Omit every picture and write out the rest of the records exactly.

+ + + + +

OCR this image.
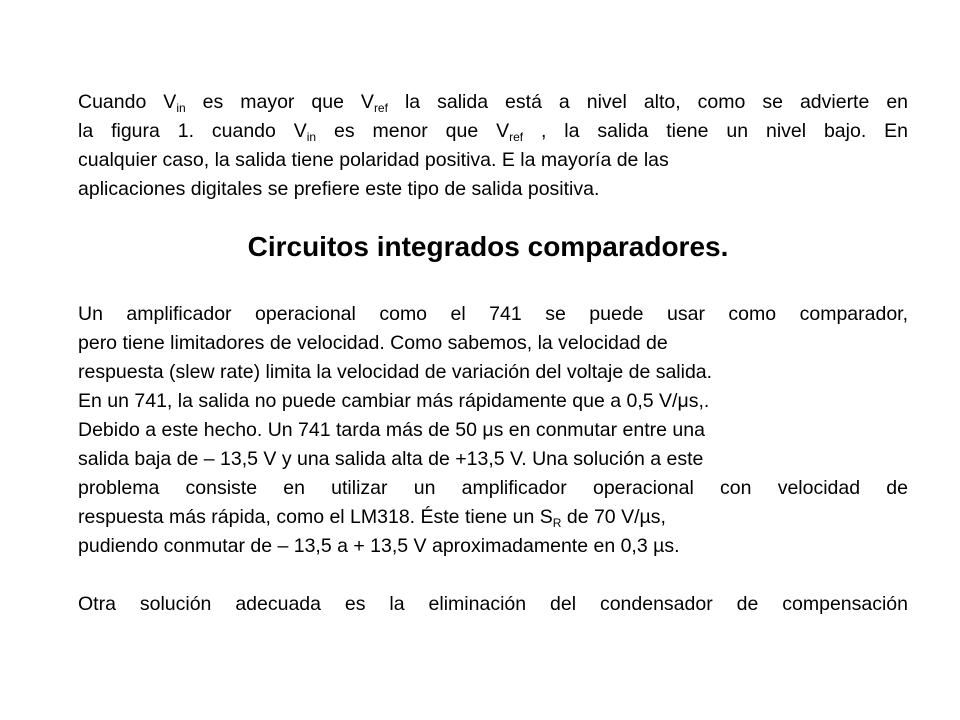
Cuando $V_{in}$ es mayor que $V_{ref}$ la salida está a nivel alto, como se advierte en
la figura 1. cuando $V_{in}$ es menor que $V_{ref}$ , la salida tiene un nivel bajo. En
cualquier caso, la salida tiene polaridad positiva. E la mayoría de las
aplicaciones digitales se prefiere este tipo de salida positiva.

Circuitos integrados comparadores.

Un amplificador operacional como el 741 se puede usar como comparador,
pero tiene limitadores de velocidad. Como sabemos, la velocidad de
respuesta (slew rate) limita la velocidad de variación del voltaje de salida.
En un 741, la salida no puede cambiar más rápidamente que a 0,5 V/μs,.
Debido a este hecho. Un 741 tarda más de 50 μs en conmutar entre una
salida baja de – 13,5 V y una salida alta de +13,5 V. Una solución a este
problema consiste en utilizar un amplificador operacional con velocidad de
respuesta más rápida, como el LM318. Éste tiene un $S_R$ de 70 V/µs,
pudiendo conmutar de – 13,5 a + 13,5 V aproximadamente en 0,3 µs.

Otra solución adecuada es la eliminación del condensador de compensación
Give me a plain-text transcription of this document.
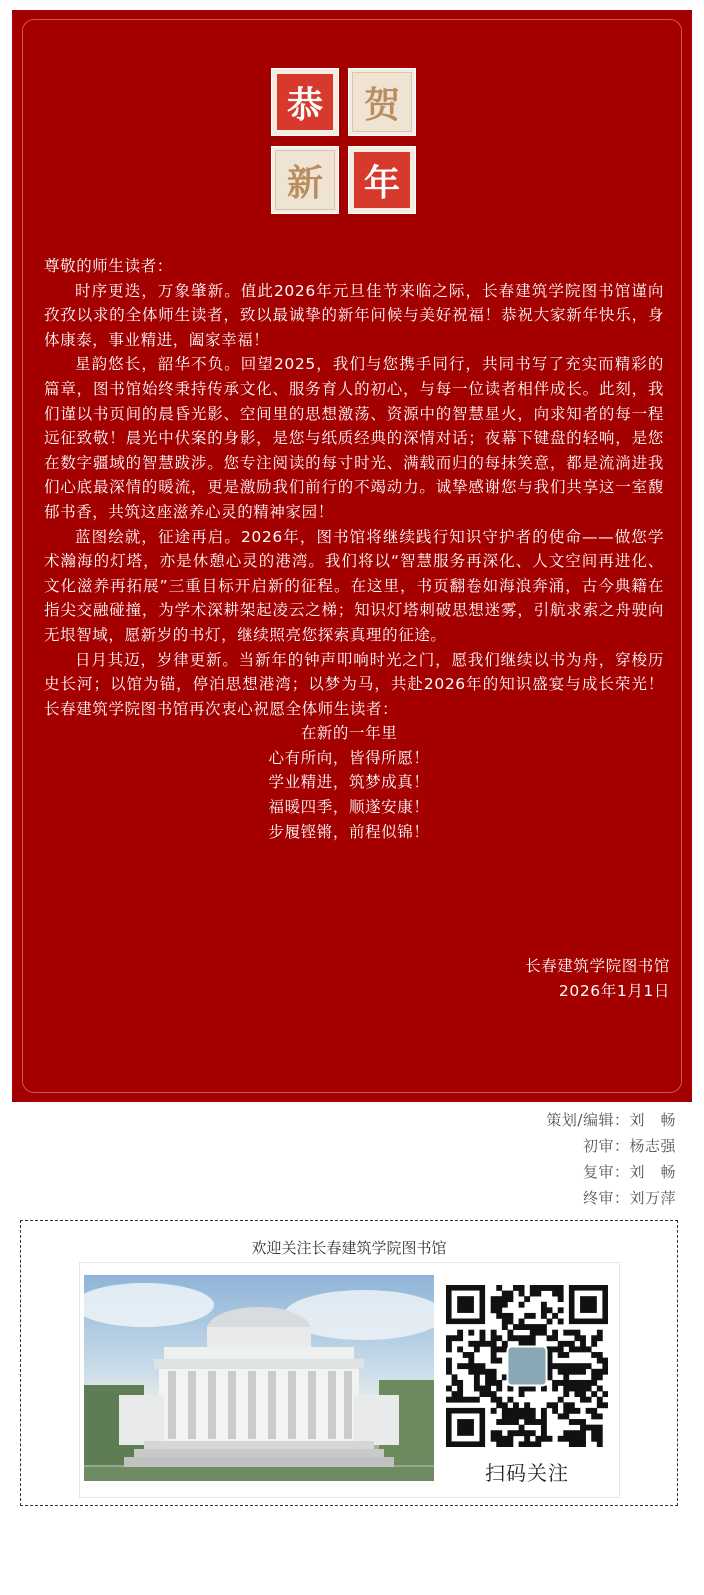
恭	贺
新	年

尊敬的师生读者：

时序更迭，万象肇新。值此2026年元旦佳节来临之际，长春建筑学院图书馆谨向孜孜以求的全体师生读者，致以最诚挚的新年问候与美好祝福！恭祝大家新年快乐，身体康泰，事业精进，阖家幸福！

星韵悠长，韶华不负。回望2025，我们与您携手同行，共同书写了充实而精彩的篇章，图书馆始终秉持传承文化、服务育人的初心，与每一位读者相伴成长。此刻，我们谨以书页间的晨昏光影、空间里的思想激荡、资源中的智慧星火，向求知者的每一程远征致敬！晨光中伏案的身影，是您与纸质经典的深情对话；夜幕下键盘的轻响，是您在数字疆域的智慧跋涉。您专注阅读的每寸时光、满载而归的每抹笑意，都是流淌进我们心底最深情的暖流，更是激励我们前行的不竭动力。诚挚感谢您与我们共享这一室馥郁书香，共筑这座滋养心灵的精神家园！

蓝图绘就，征途再启。2026年，图书馆将继续践行知识守护者的使命——做您学术瀚海的灯塔，亦是休憩心灵的港湾。我们将以“智慧服务再深化、人文空间再进化、文化滋养再拓展”三重目标开启新的征程。在这里，书页翻卷如海浪奔涌，古今典籍在指尖交融碰撞，为学术深耕架起凌云之梯；知识灯塔刺破思想迷雾，引航求索之舟驶向无垠智域，愿新岁的书灯，继续照亮您探索真理的征途。

日月其迈，岁律更新。当新年的钟声叩响时光之门，愿我们继续以书为舟，穿梭历史长河；以馆为锚，停泊思想港湾；以梦为马，共赴2026年的知识盛宴与成长荣光！长春建筑学院图书馆再次衷心祝愿全体师生读者：

在新的一年里

心有所向，皆得所愿！

学业精进，筑梦成真！

福暖四季，顺遂安康！

步履铿锵，前程似锦！

长春建筑学院图书馆

2026年1月1日

策划/编辑：刘　畅
初审：杨志强
复审：刘　畅
终审：刘万萍
欢迎关注长春建筑学院图书馆
扫码关注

+ + + + +

◆ **ANSWER TO THE PROBLEM**
OCR this image.
Cuando $V_{in}$ es mayor que $V_{ref}$ la salida está a nivel alto, como se advierte en
la figura 1. cuando $V_{in}$ es menor que $V_{ref}$ , la salida tiene un nivel bajo. En
cualquier caso, la salida tiene polaridad positiva. E la mayoría de las
aplicaciones digitales se prefiere este tipo de salida positiva.

Circuitos integrados comparadores.

Un amplificador operacional como el 741 se puede usar como comparador,
pero tiene limitadores de velocidad. Como sabemos, la velocidad de
respuesta (slew rate) limita la velocidad de variación del voltaje de salida.
En un 741, la salida no puede cambiar más rápidamente que a 0,5 V/μs,.
Debido a este hecho. Un 741 tarda más de 50 μs en conmutar entre una
salida baja de – 13,5 V y una salida alta de +13,5 V. Una solución a este
problema consiste en utilizar un amplificador operacional con velocidad de
respuesta más rápida, como el LM318. Éste tiene un $S_R$ de 70 V/µs,
pudiendo conmutar de – 13,5 a + 13,5 V aproximadamente en 0,3 µs.

Otra solución adecuada es la eliminación del condensador de compensación
Give me a plain-text transcription of this document.
恭	贺
新	年

尊敬的师生读者：

时序更迭，万象肇新。值此2026年元旦佳节来临之际，长春建筑学院图书馆谨向孜孜以求的全体师生读者，致以最诚挚的新年问候与美好祝福！恭祝大家新年快乐，身体康泰，事业精进，阖家幸福！

星韵悠长，韶华不负。回望2025，我们与您携手同行，共同书写了充实而精彩的篇章，图书馆始终秉持传承文化、服务育人的初心，与每一位读者相伴成长。此刻，我们谨以书页间的晨昏光影、空间里的思想激荡、资源中的智慧星火，向求知者的每一程远征致敬！晨光中伏案的身影，是您与纸质经典的深情对话；夜幕下键盘的轻响，是您在数字疆域的智慧跋涉。您专注阅读的每寸时光、满载而归的每抹笑意，都是流淌进我们心底最深情的暖流，更是激励我们前行的不竭动力。诚挚感谢您与我们共享这一室馥郁书香，共筑这座滋养心灵的精神家园！

蓝图绘就，征途再启。2026年，图书馆将继续践行知识守护者的使命——做您学术瀚海的灯塔，亦是休憩心灵的港湾。我们将以“智慧服务再深化、人文空间再进化、文化滋养再拓展”三重目标开启新的征程。在这里，书页翻卷如海浪奔涌，古今典籍在指尖交融碰撞，为学术深耕架起凌云之梯；知识灯塔刺破思想迷雾，引航求索之舟驶向无垠智域，愿新岁的书灯，继续照亮您探索真理的征途。

日月其迈，岁律更新。当新年的钟声叩响时光之门，愿我们继续以书为舟，穿梭历史长河；以馆为锚，停泊思想港湾；以梦为马，共赴2026年的知识盛宴与成长荣光！长春建筑学院图书馆再次衷心祝愿全体师生读者：

在新的一年里

心有所向，皆得所愿！

学业精进，筑梦成真！

福暖四季，顺遂安康！

步履铿锵，前程似锦！

长春建筑学院图书馆

2026年1月1日

策划/编辑：刘　畅
初审：杨志强
复审：刘　畅
终审：刘万萍
欢迎关注长春建筑学院图书馆
扫码关注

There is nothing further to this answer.